[START Dataset extract]
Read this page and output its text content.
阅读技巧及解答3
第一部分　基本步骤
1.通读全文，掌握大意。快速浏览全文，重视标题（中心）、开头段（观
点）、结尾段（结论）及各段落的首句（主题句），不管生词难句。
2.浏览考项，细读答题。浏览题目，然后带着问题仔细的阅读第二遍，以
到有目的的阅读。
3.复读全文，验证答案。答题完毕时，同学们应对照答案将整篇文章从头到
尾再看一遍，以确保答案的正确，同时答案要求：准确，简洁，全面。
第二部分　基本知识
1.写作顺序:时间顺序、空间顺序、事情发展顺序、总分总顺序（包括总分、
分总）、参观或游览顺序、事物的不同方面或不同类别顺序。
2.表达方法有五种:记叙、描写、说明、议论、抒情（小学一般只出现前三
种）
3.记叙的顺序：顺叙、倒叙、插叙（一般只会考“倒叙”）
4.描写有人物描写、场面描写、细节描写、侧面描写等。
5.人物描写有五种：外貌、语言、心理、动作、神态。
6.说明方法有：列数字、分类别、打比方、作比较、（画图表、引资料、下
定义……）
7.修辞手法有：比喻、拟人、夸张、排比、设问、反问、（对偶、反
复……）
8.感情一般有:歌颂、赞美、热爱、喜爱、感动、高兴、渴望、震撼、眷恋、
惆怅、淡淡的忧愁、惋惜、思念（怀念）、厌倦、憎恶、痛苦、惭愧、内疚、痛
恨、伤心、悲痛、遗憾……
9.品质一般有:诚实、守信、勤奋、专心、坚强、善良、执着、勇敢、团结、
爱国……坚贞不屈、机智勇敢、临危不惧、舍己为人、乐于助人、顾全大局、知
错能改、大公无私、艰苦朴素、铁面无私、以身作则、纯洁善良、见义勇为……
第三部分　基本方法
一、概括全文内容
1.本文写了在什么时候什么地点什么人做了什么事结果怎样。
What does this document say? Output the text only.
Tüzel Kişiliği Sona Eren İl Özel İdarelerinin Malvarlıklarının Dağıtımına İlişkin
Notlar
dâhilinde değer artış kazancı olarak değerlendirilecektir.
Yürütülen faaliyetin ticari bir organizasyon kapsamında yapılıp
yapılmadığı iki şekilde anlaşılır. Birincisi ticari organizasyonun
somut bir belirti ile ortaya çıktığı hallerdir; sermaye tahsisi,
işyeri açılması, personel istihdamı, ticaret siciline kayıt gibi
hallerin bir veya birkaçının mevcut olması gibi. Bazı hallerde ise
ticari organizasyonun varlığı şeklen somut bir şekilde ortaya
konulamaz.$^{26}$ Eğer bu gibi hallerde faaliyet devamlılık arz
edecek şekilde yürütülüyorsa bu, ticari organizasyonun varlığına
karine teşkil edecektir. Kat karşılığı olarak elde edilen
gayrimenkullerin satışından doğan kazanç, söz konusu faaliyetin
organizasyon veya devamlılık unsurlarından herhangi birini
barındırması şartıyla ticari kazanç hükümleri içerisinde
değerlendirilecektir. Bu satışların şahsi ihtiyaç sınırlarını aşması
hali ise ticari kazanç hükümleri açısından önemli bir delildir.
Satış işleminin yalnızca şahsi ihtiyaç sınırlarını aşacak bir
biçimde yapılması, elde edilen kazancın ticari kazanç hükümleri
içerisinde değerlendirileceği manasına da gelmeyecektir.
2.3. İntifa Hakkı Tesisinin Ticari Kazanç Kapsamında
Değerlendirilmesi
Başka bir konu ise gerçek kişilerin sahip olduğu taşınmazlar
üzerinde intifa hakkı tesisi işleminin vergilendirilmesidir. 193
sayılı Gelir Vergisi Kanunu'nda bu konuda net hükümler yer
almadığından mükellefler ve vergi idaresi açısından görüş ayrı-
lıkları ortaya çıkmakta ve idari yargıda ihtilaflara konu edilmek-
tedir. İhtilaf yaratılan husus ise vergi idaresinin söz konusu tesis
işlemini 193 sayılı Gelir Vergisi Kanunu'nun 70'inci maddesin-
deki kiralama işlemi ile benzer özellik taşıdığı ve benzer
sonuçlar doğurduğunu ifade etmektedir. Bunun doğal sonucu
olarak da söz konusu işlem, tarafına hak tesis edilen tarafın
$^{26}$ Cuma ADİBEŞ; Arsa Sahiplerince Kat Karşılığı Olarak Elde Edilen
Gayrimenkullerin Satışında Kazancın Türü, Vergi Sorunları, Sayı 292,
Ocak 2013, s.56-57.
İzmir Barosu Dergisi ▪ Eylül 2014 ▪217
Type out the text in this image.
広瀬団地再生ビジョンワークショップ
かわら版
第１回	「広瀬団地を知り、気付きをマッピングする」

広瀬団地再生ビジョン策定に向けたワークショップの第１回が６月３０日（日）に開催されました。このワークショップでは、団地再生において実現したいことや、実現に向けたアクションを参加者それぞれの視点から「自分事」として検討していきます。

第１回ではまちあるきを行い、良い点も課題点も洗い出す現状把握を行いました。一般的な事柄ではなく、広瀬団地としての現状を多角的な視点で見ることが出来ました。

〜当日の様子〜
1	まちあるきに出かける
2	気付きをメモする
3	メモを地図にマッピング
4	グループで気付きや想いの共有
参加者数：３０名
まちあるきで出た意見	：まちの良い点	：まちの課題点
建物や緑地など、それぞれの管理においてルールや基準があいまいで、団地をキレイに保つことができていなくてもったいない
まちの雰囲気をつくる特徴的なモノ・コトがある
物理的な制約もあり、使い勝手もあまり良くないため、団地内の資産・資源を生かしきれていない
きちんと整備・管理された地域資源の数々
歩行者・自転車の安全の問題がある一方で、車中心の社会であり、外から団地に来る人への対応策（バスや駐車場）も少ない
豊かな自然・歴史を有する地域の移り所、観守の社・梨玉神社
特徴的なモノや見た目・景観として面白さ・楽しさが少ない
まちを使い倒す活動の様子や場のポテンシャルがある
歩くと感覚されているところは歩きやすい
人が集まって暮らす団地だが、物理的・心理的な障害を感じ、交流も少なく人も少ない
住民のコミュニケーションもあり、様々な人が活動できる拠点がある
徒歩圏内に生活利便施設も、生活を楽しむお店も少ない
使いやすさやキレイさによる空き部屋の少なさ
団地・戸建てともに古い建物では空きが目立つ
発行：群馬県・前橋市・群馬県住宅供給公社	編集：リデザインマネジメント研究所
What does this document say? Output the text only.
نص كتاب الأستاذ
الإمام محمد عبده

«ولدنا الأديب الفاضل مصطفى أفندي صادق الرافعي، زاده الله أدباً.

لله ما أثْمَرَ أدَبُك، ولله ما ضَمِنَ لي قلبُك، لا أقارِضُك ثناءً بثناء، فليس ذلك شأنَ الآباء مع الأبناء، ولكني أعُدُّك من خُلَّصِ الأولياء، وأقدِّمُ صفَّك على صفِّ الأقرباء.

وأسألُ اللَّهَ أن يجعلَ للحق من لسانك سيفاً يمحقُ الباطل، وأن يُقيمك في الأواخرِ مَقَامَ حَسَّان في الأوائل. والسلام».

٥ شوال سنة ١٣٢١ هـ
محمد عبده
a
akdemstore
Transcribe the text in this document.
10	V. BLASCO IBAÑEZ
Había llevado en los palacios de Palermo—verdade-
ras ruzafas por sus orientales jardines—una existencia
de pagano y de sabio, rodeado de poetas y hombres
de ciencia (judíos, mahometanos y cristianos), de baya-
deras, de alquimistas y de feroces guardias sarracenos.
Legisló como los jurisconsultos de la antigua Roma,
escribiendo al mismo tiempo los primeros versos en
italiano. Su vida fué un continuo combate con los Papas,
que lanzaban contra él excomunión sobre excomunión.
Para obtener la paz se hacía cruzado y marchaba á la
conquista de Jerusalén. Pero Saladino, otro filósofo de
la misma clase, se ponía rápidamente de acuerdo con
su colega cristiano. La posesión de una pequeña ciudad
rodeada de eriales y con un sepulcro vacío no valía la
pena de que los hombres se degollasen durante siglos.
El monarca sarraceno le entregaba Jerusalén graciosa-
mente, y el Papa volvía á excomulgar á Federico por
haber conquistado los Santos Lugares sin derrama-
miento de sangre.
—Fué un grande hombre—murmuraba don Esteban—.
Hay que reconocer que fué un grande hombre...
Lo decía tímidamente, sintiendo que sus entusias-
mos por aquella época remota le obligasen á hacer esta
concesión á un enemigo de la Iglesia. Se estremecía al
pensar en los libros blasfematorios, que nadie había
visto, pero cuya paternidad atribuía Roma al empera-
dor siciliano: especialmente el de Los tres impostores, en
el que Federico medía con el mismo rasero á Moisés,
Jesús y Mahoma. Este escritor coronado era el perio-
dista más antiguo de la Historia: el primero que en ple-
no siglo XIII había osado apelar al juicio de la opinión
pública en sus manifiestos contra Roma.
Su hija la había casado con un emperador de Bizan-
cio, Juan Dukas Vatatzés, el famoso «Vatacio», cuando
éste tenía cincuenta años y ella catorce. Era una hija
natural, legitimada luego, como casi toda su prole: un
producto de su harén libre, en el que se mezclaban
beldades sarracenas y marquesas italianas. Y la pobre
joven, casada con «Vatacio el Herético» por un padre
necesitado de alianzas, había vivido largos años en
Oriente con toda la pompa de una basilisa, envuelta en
[END Dataset extract]
- Requirements
Show the lines of the records that contain the word "Jerusalén".

- Exercise response
conquista de Jerusalén. Pero Saladino, otro filósofo de
El monarca sarraceno le entregaba Jerusalén graciosa-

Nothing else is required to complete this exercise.